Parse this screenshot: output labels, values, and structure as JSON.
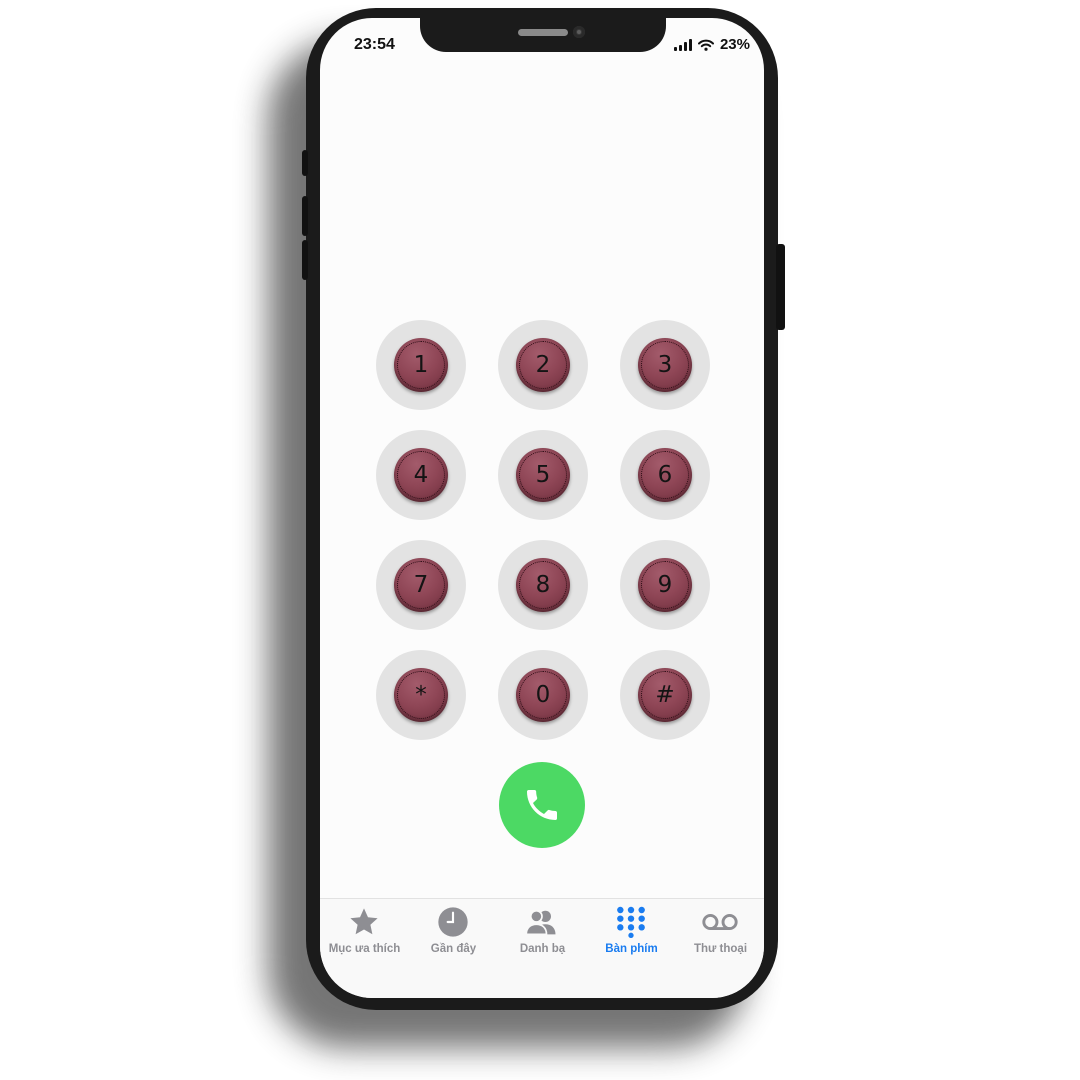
{
  "status_bar": {
    "time": "23:54",
    "battery": "23%"
  },
  "keypad": {
    "keys": [
      {
        "label": "1"
      },
      {
        "label": "2"
      },
      {
        "label": "3"
      },
      {
        "label": "4"
      },
      {
        "label": "5"
      },
      {
        "label": "6"
      },
      {
        "label": "7"
      },
      {
        "label": "8"
      },
      {
        "label": "9"
      },
      {
        "label": "*"
      },
      {
        "label": "0"
      },
      {
        "label": "#"
      }
    ],
    "key_color": "#8f4656",
    "key_ring_color": "#e3e3e3"
  },
  "call_button": {
    "icon": "phone-icon",
    "color": "#4cd964"
  },
  "tabbar": {
    "active_color": "#1a7cf0",
    "inactive_color": "#8e8e93",
    "tabs": [
      {
        "label": "Mục ưa thích",
        "icon": "star-icon"
      },
      {
        "label": "Gần đây",
        "icon": "clock-icon"
      },
      {
        "label": "Danh bạ",
        "icon": "contacts-icon"
      },
      {
        "label": "Bàn phím",
        "icon": "keypad-icon",
        "active": true
      },
      {
        "label": "Thư thoại",
        "icon": "voicemail-icon"
      }
    ]
  }
}
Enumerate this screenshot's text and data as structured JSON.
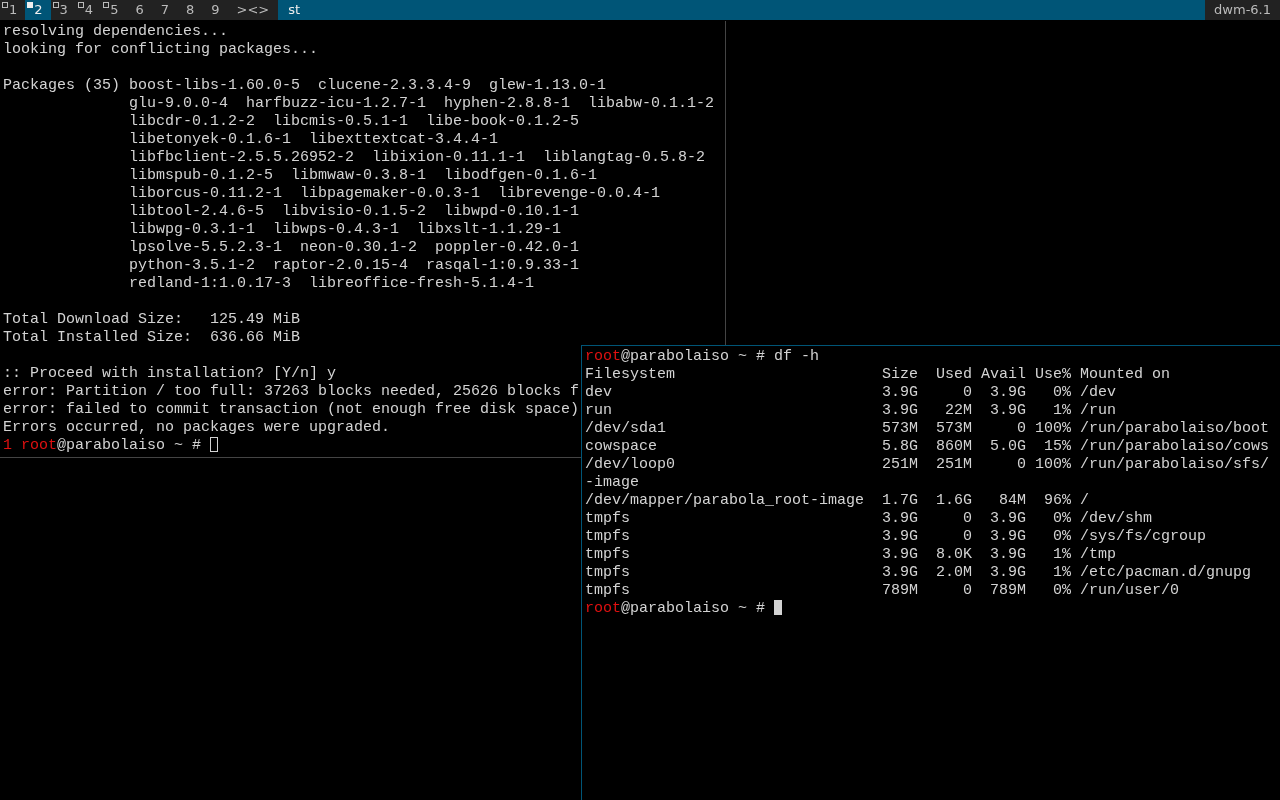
{
  "bar": {
    "tags": [
      {
        "label": "1",
        "selected": false,
        "occupied": true
      },
      {
        "label": "2",
        "selected": true,
        "occupied": true
      },
      {
        "label": "3",
        "selected": false,
        "occupied": true
      },
      {
        "label": "4",
        "selected": false,
        "occupied": true
      },
      {
        "label": "5",
        "selected": false,
        "occupied": true
      },
      {
        "label": "6",
        "selected": false,
        "occupied": false
      },
      {
        "label": "7",
        "selected": false,
        "occupied": false
      },
      {
        "label": "8",
        "selected": false,
        "occupied": false
      },
      {
        "label": "9",
        "selected": false,
        "occupied": false
      }
    ],
    "layout": "><>",
    "title": "st",
    "status": "dwm-6.1"
  },
  "windows": [
    {
      "focused": false,
      "lines": [
        {
          "kind": "text",
          "text": "resolving dependencies..."
        },
        {
          "kind": "text",
          "text": "looking for conflicting packages..."
        },
        {
          "kind": "blank"
        },
        {
          "kind": "text",
          "text": "Packages (35) boost-libs-1.60.0-5  clucene-2.3.3.4-9  glew-1.13.0-1"
        },
        {
          "kind": "text",
          "text": "              glu-9.0.0-4  harfbuzz-icu-1.2.7-1  hyphen-2.8.8-1  libabw-0.1.1-2"
        },
        {
          "kind": "text",
          "text": "              libcdr-0.1.2-2  libcmis-0.5.1-1  libe-book-0.1.2-5"
        },
        {
          "kind": "text",
          "text": "              libetonyek-0.1.6-1  libexttextcat-3.4.4-1"
        },
        {
          "kind": "text",
          "text": "              libfbclient-2.5.5.26952-2  libixion-0.11.1-1  liblangtag-0.5.8-2"
        },
        {
          "kind": "text",
          "text": "              libmspub-0.1.2-5  libmwaw-0.3.8-1  libodfgen-0.1.6-1"
        },
        {
          "kind": "text",
          "text": "              liborcus-0.11.2-1  libpagemaker-0.0.3-1  librevenge-0.0.4-1"
        },
        {
          "kind": "text",
          "text": "              libtool-2.4.6-5  libvisio-0.1.5-2  libwpd-0.10.1-1"
        },
        {
          "kind": "text",
          "text": "              libwpg-0.3.1-1  libwps-0.4.3-1  libxslt-1.1.29-1"
        },
        {
          "kind": "text",
          "text": "              lpsolve-5.5.2.3-1  neon-0.30.1-2  poppler-0.42.0-1"
        },
        {
          "kind": "text",
          "text": "              python-3.5.1-2  raptor-2.0.15-4  rasqal-1:0.9.33-1"
        },
        {
          "kind": "text",
          "text": "              redland-1:1.0.17-3  libreoffice-fresh-5.1.4-1"
        },
        {
          "kind": "blank"
        },
        {
          "kind": "text",
          "text": "Total Download Size:   125.49 MiB"
        },
        {
          "kind": "text",
          "text": "Total Installed Size:  636.66 MiB"
        },
        {
          "kind": "blank"
        },
        {
          "kind": "text",
          "text": ":: Proceed with installation? [Y/n] y"
        },
        {
          "kind": "text",
          "text": "error: Partition / too full: 37263 blocks needed, 25626 blocks f"
        },
        {
          "kind": "text",
          "text": "error: failed to commit transaction (not enough free disk space)"
        },
        {
          "kind": "text",
          "text": "Errors occurred, no packages were upgraded."
        },
        {
          "kind": "prompt",
          "status": "1",
          "user": "root",
          "host": "@parabolaiso ~ #"
        }
      ]
    },
    {
      "focused": true,
      "lines": [
        {
          "kind": "prompt",
          "user": "root",
          "host": "@parabolaiso ~ #",
          "command": "df -h"
        },
        {
          "kind": "table",
          "columns": [
            "Filesystem",
            "Size",
            "Used",
            "Avail",
            "Use%",
            "Mounted on"
          ],
          "rows": [
            {
              "cells": [
                "dev",
                "3.9G",
                "0",
                "3.9G",
                "0%",
                "/dev"
              ]
            },
            {
              "cells": [
                "run",
                "3.9G",
                "22M",
                "3.9G",
                "1%",
                "/run"
              ]
            },
            {
              "cells": [
                "/dev/sda1",
                "573M",
                "573M",
                "0",
                "100%",
                "/run/parabolaiso/boot"
              ]
            },
            {
              "cells": [
                "cowspace",
                "5.8G",
                "860M",
                "5.0G",
                "15%",
                "/run/parabolaiso/cows"
              ]
            },
            {
              "cells": [
                "/dev/loop0",
                "251M",
                "251M",
                "0",
                "100%",
                "/run/parabolaiso/sfs/"
              ],
              "continuation": "-image"
            },
            {
              "cells": [
                "/dev/mapper/parabola_root-image",
                "1.7G",
                "1.6G",
                "84M",
                "96%",
                "/"
              ]
            },
            {
              "cells": [
                "tmpfs",
                "3.9G",
                "0",
                "3.9G",
                "0%",
                "/dev/shm"
              ]
            },
            {
              "cells": [
                "tmpfs",
                "3.9G",
                "0",
                "3.9G",
                "0%",
                "/sys/fs/cgroup"
              ]
            },
            {
              "cells": [
                "tmpfs",
                "3.9G",
                "8.0K",
                "3.9G",
                "1%",
                "/tmp"
              ]
            },
            {
              "cells": [
                "tmpfs",
                "3.9G",
                "2.0M",
                "3.9G",
                "1%",
                "/etc/pacman.d/gnupg"
              ]
            },
            {
              "cells": [
                "tmpfs",
                "789M",
                "0",
                "789M",
                "0%",
                "/run/user/0"
              ]
            }
          ]
        },
        {
          "kind": "prompt",
          "user": "root",
          "host": "@parabolaiso ~ #"
        }
      ]
    }
  ]
}
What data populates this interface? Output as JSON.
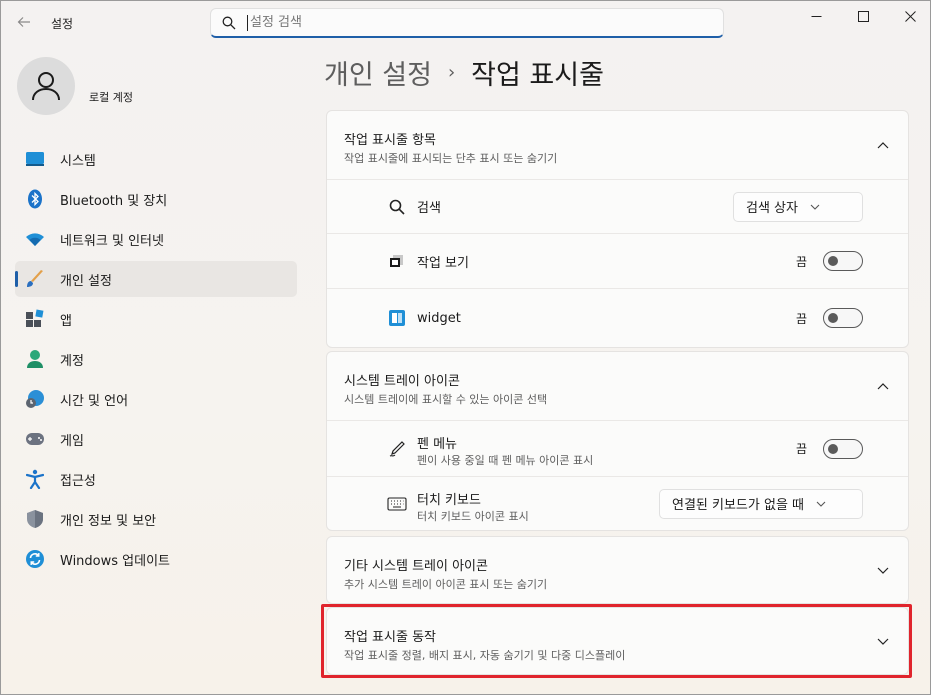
{
  "window": {
    "title": "설정"
  },
  "search": {
    "placeholder": "설정 검색"
  },
  "account": {
    "name": "로컬 계정"
  },
  "sidebar": {
    "items": [
      {
        "label": "시스템",
        "icon": "system-icon"
      },
      {
        "label": "Bluetooth 및 장치",
        "icon": "bluetooth-icon"
      },
      {
        "label": "네트워크 및 인터넷",
        "icon": "wifi-icon"
      },
      {
        "label": "개인 설정",
        "icon": "brush-icon",
        "active": true
      },
      {
        "label": "앱",
        "icon": "apps-icon"
      },
      {
        "label": "계정",
        "icon": "account-icon"
      },
      {
        "label": "시간 및 언어",
        "icon": "time-language-icon"
      },
      {
        "label": "게임",
        "icon": "gamepad-icon"
      },
      {
        "label": "접근성",
        "icon": "accessibility-icon"
      },
      {
        "label": "개인 정보 및 보안",
        "icon": "shield-icon"
      },
      {
        "label": "Windows 업데이트",
        "icon": "update-icon"
      }
    ]
  },
  "breadcrumb": {
    "parent": "개인 설정",
    "separator": "›",
    "current": "작업 표시줄"
  },
  "sections": {
    "taskbar_items": {
      "title": "작업 표시줄 항목",
      "subtitle": "작업 표시줄에 표시되는 단추 표시 또는 숨기기",
      "rows": {
        "search": {
          "label": "검색",
          "value": "검색 상자"
        },
        "task_view": {
          "label": "작업 보기",
          "state": "끔"
        },
        "widget": {
          "label": "widget",
          "state": "끔"
        }
      }
    },
    "system_tray": {
      "title": "시스템 트레이 아이콘",
      "subtitle": "시스템 트레이에 표시할 수 있는 아이콘 선택",
      "rows": {
        "pen_menu": {
          "label": "펜 메뉴",
          "sub": "펜이 사용 중일 때 펜 메뉴 아이콘 표시",
          "state": "끔"
        },
        "touch_keyboard": {
          "label": "터치 키보드",
          "sub": "터치 키보드 아이콘 표시",
          "value": "연결된 키보드가 없을 때"
        }
      }
    },
    "other_tray": {
      "title": "기타 시스템 트레이 아이콘",
      "subtitle": "추가 시스템 트레이 아이콘 표시 또는 숨기기"
    },
    "behaviors": {
      "title": "작업 표시줄 동작",
      "subtitle": "작업 표시줄 정렬, 배지 표시, 자동 숨기기 및 다중 디스플레이"
    }
  },
  "colors": {
    "accent": "#1f5fa8",
    "highlight": "#e0242c"
  }
}
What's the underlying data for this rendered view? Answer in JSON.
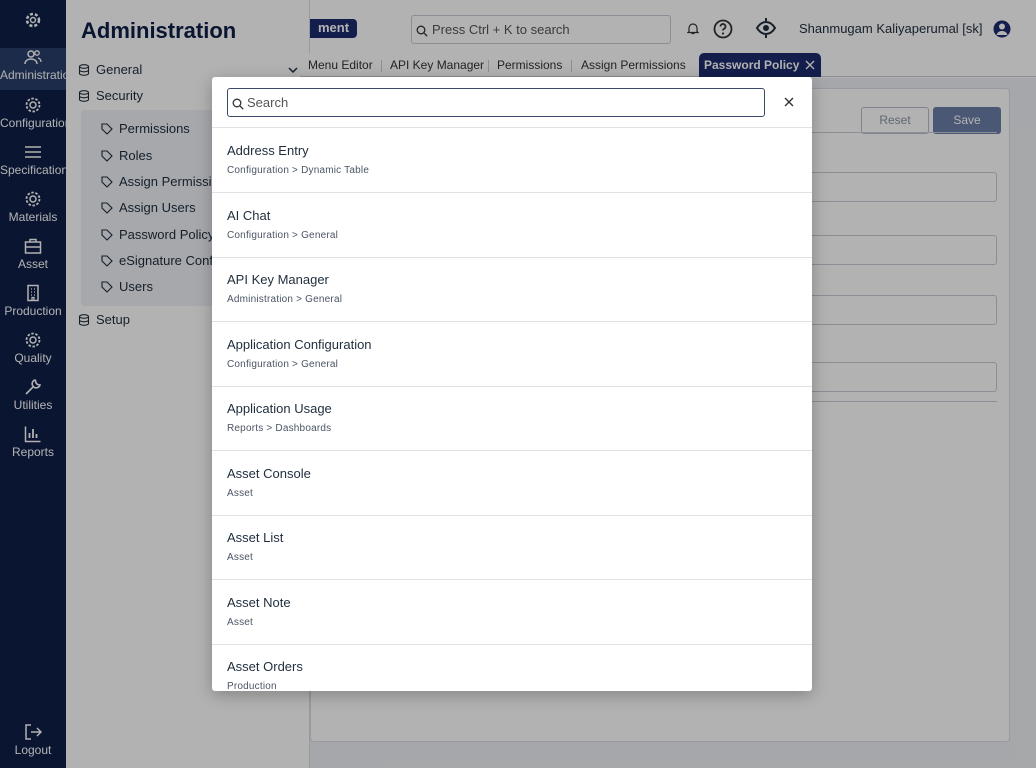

○ ○ ○

§ Description of the task:
Collect from the data above every line that includes "parabolaiso".

§ Solution for this task:
          "host": "@parabolaiso ~ #"
          "host": "@parabolaiso ~ #",
                "/run/parabolaiso/boot"
                "/run/parabolaiso/cows"
                "/run/parabolaiso/sfs/"
          "host": "@parabolaiso ~ #"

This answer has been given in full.